*Task statement:*
Read the records below. Copy each line where the string "notice" occurs.

** START Dataset rows **

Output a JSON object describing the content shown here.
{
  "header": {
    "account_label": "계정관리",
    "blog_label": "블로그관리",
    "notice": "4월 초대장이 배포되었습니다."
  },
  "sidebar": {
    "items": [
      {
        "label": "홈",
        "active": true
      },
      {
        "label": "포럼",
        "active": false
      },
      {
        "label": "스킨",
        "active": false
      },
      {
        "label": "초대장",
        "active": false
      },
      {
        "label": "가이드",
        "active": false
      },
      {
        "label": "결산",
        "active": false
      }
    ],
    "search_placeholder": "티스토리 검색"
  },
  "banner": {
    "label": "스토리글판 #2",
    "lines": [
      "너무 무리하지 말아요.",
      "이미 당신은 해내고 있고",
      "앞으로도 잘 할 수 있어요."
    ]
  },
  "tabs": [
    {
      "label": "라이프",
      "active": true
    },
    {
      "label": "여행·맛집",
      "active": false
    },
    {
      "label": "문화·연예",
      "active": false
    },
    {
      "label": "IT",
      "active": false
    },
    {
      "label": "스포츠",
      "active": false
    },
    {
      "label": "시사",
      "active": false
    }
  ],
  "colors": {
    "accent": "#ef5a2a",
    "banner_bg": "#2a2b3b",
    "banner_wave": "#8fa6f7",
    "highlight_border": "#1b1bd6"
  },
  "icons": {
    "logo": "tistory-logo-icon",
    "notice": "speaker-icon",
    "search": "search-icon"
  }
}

** END Dataset rows **

*Exercise output:*
    "notice": "4월 초대장이 배포되었습니다."
    "notice": "speaker-icon",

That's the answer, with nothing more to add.